_WHAT YOU SHOULD DO:_ Output the full material exactly as it appears here.

_AVAILABLE RECORDS:_
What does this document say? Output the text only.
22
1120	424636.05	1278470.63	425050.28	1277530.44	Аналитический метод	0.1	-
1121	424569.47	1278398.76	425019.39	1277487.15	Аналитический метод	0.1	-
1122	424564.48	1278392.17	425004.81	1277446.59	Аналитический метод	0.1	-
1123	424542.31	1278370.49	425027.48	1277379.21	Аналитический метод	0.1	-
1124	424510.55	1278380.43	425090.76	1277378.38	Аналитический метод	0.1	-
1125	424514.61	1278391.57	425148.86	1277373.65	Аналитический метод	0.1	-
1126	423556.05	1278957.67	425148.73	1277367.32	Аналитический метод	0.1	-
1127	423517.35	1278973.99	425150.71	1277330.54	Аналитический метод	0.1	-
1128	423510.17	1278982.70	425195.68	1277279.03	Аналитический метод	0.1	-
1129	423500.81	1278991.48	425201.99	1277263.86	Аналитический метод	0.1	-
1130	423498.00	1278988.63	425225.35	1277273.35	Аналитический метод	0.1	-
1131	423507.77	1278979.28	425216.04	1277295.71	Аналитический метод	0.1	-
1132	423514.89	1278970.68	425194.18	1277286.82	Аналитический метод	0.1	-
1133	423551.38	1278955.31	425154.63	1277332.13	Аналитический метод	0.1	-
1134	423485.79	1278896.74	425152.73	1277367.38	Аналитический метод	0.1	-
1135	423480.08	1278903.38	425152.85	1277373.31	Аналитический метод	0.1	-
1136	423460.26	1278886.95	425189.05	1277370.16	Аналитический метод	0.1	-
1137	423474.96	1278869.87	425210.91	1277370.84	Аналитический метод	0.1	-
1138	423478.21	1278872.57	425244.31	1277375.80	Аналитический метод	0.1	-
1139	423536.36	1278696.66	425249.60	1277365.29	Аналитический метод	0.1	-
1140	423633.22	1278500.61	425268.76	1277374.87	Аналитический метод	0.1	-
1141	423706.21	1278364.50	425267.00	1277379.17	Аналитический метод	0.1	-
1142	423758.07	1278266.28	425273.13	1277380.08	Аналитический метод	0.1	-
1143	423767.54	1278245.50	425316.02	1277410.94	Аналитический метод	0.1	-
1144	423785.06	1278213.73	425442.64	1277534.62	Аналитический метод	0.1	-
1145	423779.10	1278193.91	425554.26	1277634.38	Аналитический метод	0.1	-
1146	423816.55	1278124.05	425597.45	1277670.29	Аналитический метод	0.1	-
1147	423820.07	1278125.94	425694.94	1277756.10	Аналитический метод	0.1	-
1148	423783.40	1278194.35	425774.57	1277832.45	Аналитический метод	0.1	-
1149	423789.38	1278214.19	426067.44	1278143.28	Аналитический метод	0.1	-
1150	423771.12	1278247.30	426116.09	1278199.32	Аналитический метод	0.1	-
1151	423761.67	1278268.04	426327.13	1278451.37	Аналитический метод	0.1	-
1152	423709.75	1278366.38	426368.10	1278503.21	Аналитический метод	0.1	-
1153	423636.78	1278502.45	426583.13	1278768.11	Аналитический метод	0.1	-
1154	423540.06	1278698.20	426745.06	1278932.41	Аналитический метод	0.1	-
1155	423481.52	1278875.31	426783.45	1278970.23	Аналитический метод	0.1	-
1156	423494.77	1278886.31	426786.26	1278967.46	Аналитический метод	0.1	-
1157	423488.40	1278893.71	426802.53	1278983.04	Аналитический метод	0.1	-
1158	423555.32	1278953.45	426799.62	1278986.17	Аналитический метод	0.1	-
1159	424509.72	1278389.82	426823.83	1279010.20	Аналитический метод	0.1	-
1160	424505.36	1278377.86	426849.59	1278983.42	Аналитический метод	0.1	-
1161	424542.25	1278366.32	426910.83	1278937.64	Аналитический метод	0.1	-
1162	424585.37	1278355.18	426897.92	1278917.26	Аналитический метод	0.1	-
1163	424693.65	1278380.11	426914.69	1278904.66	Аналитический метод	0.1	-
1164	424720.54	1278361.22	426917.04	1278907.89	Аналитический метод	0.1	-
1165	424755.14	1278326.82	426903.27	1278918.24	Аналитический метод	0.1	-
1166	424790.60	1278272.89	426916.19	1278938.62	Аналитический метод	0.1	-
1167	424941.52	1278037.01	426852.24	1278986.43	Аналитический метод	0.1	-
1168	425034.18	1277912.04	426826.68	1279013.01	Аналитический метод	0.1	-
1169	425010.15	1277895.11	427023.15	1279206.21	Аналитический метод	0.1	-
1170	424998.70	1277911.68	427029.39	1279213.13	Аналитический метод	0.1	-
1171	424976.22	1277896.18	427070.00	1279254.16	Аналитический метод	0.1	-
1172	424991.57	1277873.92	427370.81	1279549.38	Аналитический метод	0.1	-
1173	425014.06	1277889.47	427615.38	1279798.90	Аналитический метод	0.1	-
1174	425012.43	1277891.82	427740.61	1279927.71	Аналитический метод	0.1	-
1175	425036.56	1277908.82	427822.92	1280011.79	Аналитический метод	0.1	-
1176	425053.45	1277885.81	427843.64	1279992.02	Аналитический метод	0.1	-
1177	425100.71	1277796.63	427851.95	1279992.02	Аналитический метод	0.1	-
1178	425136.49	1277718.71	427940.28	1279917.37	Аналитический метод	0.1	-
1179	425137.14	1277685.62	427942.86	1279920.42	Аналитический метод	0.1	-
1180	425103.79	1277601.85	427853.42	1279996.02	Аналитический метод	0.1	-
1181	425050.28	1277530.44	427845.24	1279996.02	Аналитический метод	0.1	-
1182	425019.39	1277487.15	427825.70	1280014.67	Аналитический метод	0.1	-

_ANSWER FOR THE TASK:_
What does this document say? Output the text only.
22
1120	424636.05	1278470.63	425050.28	1277530.44	Аналитический метод	0.1	-
1121	424569.47	1278398.76	425019.39	1277487.15	Аналитический метод	0.1	-
1122	424564.48	1278392.17	425004.81	1277446.59	Аналитический метод	0.1	-
1123	424542.31	1278370.49	425027.48	1277379.21	Аналитический метод	0.1	-
1124	424510.55	1278380.43	425090.76	1277378.38	Аналитический метод	0.1	-
1125	424514.61	1278391.57	425148.86	1277373.65	Аналитический метод	0.1	-
1126	423556.05	1278957.67	425148.73	1277367.32	Аналитический метод	0.1	-
1127	423517.35	1278973.99	425150.71	1277330.54	Аналитический метод	0.1	-
1128	423510.17	1278982.70	425195.68	1277279.03	Аналитический метод	0.1	-
1129	423500.81	1278991.48	425201.99	1277263.86	Аналитический метод	0.1	-
1130	423498.00	1278988.63	425225.35	1277273.35	Аналитический метод	0.1	-
1131	423507.77	1278979.28	425216.04	1277295.71	Аналитический метод	0.1	-
1132	423514.89	1278970.68	425194.18	1277286.82	Аналитический метод	0.1	-
1133	423551.38	1278955.31	425154.63	1277332.13	Аналитический метод	0.1	-
1134	423485.79	1278896.74	425152.73	1277367.38	Аналитический метод	0.1	-
1135	423480.08	1278903.38	425152.85	1277373.31	Аналитический метод	0.1	-
1136	423460.26	1278886.95	425189.05	1277370.16	Аналитический метод	0.1	-
1137	423474.96	1278869.87	425210.91	1277370.84	Аналитический метод	0.1	-
1138	423478.21	1278872.57	425244.31	1277375.80	Аналитический метод	0.1	-
1139	423536.36	1278696.66	425249.60	1277365.29	Аналитический метод	0.1	-
1140	423633.22	1278500.61	425268.76	1277374.87	Аналитический метод	0.1	-
1141	423706.21	1278364.50	425267.00	1277379.17	Аналитический метод	0.1	-
1142	423758.07	1278266.28	425273.13	1277380.08	Аналитический метод	0.1	-
1143	423767.54	1278245.50	425316.02	1277410.94	Аналитический метод	0.1	-
1144	423785.06	1278213.73	425442.64	1277534.62	Аналитический метод	0.1	-
1145	423779.10	1278193.91	425554.26	1277634.38	Аналитический метод	0.1	-
1146	423816.55	1278124.05	425597.45	1277670.29	Аналитический метод	0.1	-
1147	423820.07	1278125.94	425694.94	1277756.10	Аналитический метод	0.1	-
1148	423783.40	1278194.35	425774.57	1277832.45	Аналитический метод	0.1	-
1149	423789.38	1278214.19	426067.44	1278143.28	Аналитический метод	0.1	-
1150	423771.12	1278247.30	426116.09	1278199.32	Аналитический метод	0.1	-
1151	423761.67	1278268.04	426327.13	1278451.37	Аналитический метод	0.1	-
1152	423709.75	1278366.38	426368.10	1278503.21	Аналитический метод	0.1	-
1153	423636.78	1278502.45	426583.13	1278768.11	Аналитический метод	0.1	-
1154	423540.06	1278698.20	426745.06	1278932.41	Аналитический метод	0.1	-
1155	423481.52	1278875.31	426783.45	1278970.23	Аналитический метод	0.1	-
1156	423494.77	1278886.31	426786.26	1278967.46	Аналитический метод	0.1	-
1157	423488.40	1278893.71	426802.53	1278983.04	Аналитический метод	0.1	-
1158	423555.32	1278953.45	426799.62	1278986.17	Аналитический метод	0.1	-
1159	424509.72	1278389.82	426823.83	1279010.20	Аналитический метод	0.1	-
1160	424505.36	1278377.86	426849.59	1278983.42	Аналитический метод	0.1	-
1161	424542.25	1278366.32	426910.83	1278937.64	Аналитический метод	0.1	-
1162	424585.37	1278355.18	426897.92	1278917.26	Аналитический метод	0.1	-
1163	424693.65	1278380.11	426914.69	1278904.66	Аналитический метод	0.1	-
1164	424720.54	1278361.22	426917.04	1278907.89	Аналитический метод	0.1	-
1165	424755.14	1278326.82	426903.27	1278918.24	Аналитический метод	0.1	-
1166	424790.60	1278272.89	426916.19	1278938.62	Аналитический метод	0.1	-
1167	424941.52	1278037.01	426852.24	1278986.43	Аналитический метод	0.1	-
1168	425034.18	1277912.04	426826.68	1279013.01	Аналитический метод	0.1	-
1169	425010.15	1277895.11	427023.15	1279206.21	Аналитический метод	0.1	-
1170	424998.70	1277911.68	427029.39	1279213.13	Аналитический метод	0.1	-
1171	424976.22	1277896.18	427070.00	1279254.16	Аналитический метод	0.1	-
1172	424991.57	1277873.92	427370.81	1279549.38	Аналитический метод	0.1	-
1173	425014.06	1277889.47	427615.38	1279798.90	Аналитический метод	0.1	-
1174	425012.43	1277891.82	427740.61	1279927.71	Аналитический метод	0.1	-
1175	425036.56	1277908.82	427822.92	1280011.79	Аналитический метод	0.1	-
1176	425053.45	1277885.81	427843.64	1279992.02	Аналитический метод	0.1	-
1177	425100.71	1277796.63	427851.95	1279992.02	Аналитический метод	0.1	-
1178	425136.49	1277718.71	427940.28	1279917.37	Аналитический метод	0.1	-
1179	425137.14	1277685.62	427942.86	1279920.42	Аналитический метод	0.1	-
1180	425103.79	1277601.85	427853.42	1279996.02	Аналитический метод	0.1	-
1181	425050.28	1277530.44	427845.24	1279996.02	Аналитический метод	0.1	-
1182	425019.39	1277487.15	427825.70	1280014.67	Аналитический метод	0.1	-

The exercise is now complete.